▶ **EXERCISE TASK**: Repeat every line of the data exactly, but not the pictures.

· · · · ·

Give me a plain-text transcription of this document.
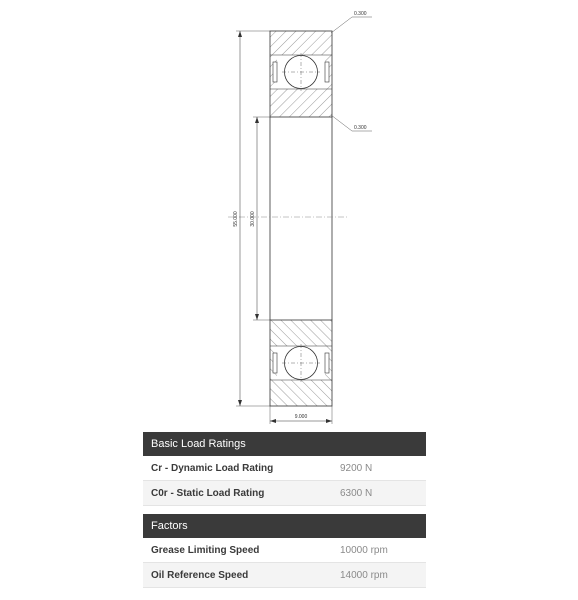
55.000 30.000
9.000
0.300
0.300
Basic Load Ratings
Cr - Dynamic Load Rating	9200 N
C0r - Static Load Rating	6300 N
Factors
Grease Limiting Speed	10000 rpm
Oil Reference Speed	14000 rpm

· · · · ·

▶ **OUTPUT OF THE EXERCISE**:
Give me a plain-text transcription of this document.
55.000 30.000
9.000
0.300
0.300
Basic Load Ratings
Cr - Dynamic Load Rating	9200 N
C0r - Static Load Rating	6300 N
Factors
Grease Limiting Speed	10000 rpm
Oil Reference Speed	14000 rpm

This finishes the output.